■ Aim of the task: How many of these lines hold the string "title"? Answer with the number only.

^^^^^^^^^^^^^^^^

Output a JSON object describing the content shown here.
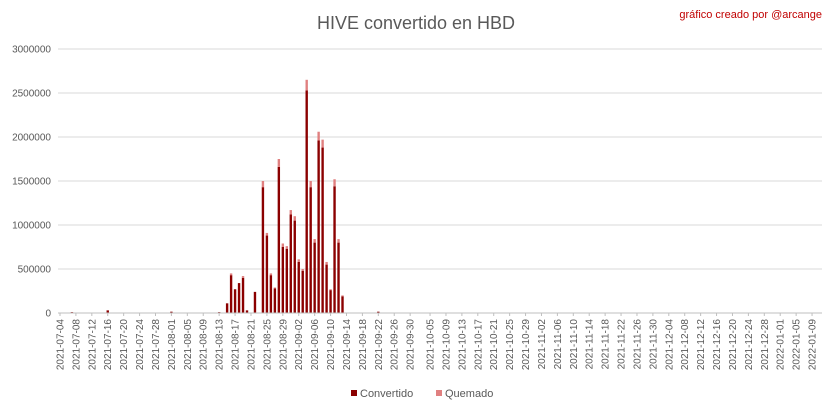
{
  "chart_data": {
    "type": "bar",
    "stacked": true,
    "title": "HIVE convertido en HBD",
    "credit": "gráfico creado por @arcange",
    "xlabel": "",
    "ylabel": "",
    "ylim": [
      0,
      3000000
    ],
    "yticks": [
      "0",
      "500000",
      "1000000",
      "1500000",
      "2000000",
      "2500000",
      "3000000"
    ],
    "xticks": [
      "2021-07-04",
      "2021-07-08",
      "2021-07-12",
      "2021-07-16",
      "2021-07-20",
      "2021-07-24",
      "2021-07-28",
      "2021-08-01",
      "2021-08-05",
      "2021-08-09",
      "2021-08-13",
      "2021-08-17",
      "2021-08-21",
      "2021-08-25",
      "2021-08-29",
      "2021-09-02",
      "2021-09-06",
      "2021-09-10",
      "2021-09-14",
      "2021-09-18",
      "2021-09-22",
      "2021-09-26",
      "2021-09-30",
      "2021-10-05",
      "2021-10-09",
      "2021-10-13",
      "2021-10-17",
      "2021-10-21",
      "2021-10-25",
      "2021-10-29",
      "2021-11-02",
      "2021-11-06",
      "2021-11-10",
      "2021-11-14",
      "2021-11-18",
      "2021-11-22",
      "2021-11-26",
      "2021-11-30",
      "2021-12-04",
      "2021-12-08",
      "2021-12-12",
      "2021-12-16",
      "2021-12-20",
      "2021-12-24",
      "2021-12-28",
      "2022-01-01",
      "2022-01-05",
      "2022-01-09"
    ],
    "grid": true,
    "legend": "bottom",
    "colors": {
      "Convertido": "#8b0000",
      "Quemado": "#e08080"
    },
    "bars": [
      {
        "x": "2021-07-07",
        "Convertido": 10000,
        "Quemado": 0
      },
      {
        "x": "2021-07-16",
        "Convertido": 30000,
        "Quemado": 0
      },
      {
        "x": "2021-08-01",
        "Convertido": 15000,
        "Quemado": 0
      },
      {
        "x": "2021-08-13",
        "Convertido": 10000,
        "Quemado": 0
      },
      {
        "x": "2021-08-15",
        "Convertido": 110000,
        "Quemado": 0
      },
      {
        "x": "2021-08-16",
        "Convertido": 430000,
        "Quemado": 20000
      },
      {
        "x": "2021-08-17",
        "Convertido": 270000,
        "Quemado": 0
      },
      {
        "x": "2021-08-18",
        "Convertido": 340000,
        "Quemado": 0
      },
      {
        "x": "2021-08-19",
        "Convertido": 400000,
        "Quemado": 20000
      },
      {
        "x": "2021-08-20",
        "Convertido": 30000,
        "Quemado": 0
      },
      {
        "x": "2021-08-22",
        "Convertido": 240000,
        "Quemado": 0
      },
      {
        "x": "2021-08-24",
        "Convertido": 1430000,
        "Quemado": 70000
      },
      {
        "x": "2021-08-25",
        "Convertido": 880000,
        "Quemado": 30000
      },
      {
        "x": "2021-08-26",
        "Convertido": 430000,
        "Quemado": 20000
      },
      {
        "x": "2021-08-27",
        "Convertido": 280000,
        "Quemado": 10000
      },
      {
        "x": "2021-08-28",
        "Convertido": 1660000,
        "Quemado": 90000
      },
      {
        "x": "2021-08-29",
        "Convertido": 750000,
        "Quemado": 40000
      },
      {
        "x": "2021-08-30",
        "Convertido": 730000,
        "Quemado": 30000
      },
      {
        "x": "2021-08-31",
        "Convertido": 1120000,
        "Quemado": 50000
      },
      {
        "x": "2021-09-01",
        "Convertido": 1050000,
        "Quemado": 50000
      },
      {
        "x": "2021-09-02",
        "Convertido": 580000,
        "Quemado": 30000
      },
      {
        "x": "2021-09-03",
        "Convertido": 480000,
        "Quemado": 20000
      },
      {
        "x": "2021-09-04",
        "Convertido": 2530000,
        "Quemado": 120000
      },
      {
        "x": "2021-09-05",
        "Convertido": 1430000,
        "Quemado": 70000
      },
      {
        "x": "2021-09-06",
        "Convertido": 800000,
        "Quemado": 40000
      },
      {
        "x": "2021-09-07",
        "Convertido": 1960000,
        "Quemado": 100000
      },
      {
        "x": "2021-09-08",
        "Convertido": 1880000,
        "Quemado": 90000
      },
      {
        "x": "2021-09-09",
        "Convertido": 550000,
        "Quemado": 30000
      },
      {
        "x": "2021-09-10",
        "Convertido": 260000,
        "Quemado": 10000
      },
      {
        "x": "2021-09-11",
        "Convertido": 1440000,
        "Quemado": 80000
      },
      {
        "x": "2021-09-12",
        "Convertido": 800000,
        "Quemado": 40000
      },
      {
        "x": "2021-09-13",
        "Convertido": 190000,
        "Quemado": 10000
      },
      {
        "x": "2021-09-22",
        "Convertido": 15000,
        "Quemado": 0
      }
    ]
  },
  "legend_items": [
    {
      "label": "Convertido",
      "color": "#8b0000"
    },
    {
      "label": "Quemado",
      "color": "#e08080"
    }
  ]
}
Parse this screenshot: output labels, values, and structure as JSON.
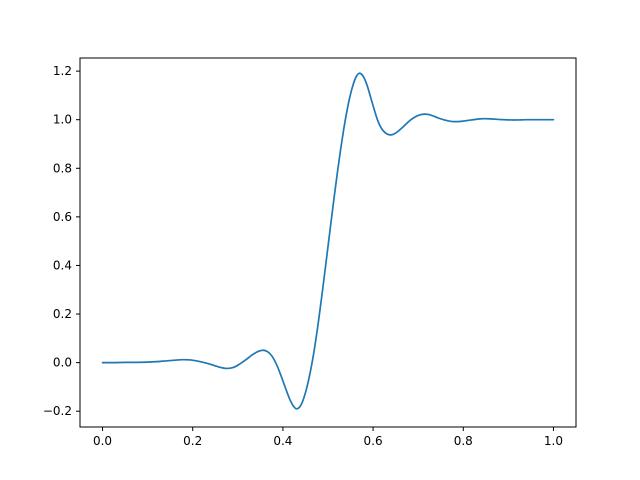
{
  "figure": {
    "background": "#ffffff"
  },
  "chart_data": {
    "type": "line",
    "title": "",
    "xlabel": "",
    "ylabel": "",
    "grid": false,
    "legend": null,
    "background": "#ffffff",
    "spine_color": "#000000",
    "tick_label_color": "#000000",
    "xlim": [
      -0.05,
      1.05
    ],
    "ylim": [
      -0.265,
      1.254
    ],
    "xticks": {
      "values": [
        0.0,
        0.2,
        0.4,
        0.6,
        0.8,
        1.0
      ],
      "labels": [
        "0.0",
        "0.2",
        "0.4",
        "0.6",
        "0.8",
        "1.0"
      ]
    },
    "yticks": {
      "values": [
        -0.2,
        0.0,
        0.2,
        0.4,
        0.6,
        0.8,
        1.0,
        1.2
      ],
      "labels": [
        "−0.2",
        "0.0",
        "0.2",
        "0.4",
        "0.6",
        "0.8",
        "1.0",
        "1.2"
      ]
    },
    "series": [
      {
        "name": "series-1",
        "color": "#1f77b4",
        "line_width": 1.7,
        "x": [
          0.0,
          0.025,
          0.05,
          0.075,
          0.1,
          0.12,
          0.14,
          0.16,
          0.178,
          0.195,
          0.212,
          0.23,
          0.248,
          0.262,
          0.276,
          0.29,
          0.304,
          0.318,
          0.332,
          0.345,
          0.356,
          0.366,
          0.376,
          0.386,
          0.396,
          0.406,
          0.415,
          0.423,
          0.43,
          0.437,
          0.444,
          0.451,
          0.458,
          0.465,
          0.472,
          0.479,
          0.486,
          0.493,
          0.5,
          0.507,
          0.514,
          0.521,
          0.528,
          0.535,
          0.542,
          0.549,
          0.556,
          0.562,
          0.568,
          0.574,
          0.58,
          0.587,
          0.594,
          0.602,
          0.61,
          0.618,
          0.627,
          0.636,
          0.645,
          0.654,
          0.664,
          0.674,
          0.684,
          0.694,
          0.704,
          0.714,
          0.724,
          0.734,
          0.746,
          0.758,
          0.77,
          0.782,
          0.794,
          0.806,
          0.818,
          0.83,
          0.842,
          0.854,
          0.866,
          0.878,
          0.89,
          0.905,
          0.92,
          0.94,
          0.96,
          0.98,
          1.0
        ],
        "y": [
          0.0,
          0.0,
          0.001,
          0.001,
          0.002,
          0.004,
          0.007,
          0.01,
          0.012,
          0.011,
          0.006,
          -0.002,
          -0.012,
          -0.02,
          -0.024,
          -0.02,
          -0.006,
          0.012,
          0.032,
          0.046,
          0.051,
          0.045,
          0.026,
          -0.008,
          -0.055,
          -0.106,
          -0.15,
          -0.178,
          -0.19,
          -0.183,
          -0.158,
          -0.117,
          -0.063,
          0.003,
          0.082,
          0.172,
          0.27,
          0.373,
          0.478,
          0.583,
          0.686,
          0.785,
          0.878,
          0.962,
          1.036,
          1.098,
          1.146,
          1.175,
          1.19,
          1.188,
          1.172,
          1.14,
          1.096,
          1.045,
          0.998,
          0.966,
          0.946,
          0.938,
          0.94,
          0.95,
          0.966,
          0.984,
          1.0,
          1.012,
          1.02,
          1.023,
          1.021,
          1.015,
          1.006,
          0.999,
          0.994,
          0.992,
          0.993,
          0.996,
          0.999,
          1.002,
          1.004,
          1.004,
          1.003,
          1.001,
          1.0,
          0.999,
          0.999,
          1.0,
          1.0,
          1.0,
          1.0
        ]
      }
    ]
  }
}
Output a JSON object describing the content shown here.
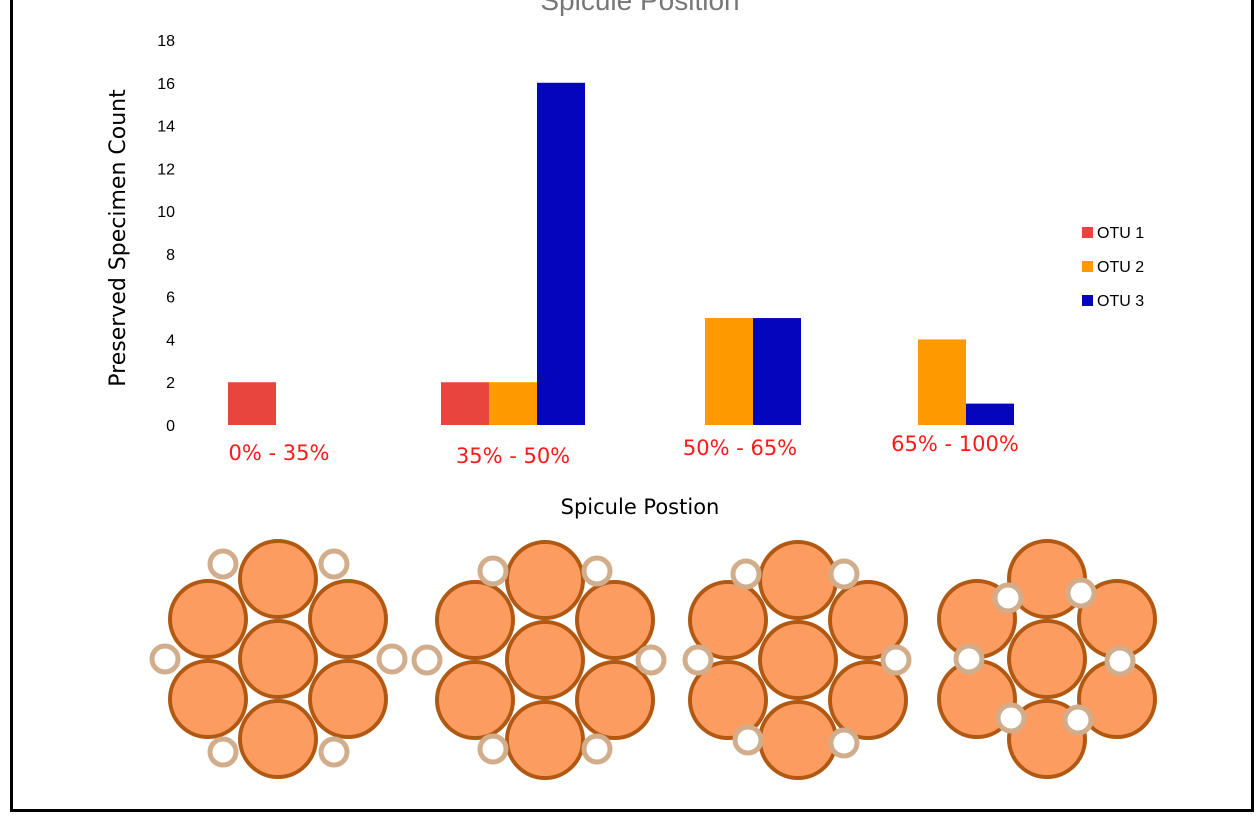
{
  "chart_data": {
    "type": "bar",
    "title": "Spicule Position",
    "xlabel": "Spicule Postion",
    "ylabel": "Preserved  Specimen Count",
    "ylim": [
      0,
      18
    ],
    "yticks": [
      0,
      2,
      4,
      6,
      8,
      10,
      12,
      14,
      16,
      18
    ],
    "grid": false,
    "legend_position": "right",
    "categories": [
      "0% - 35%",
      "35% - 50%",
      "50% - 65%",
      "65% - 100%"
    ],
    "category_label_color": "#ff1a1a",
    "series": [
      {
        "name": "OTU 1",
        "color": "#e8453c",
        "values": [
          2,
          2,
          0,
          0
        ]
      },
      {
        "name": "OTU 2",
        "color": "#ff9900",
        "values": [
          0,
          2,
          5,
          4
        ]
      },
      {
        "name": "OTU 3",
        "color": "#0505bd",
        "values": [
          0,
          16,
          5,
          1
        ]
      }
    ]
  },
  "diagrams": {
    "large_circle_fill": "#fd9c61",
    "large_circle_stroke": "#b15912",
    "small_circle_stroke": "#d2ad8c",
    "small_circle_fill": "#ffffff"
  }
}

^^^^^^^^^^^^^^^^

■ Finished exercise: 3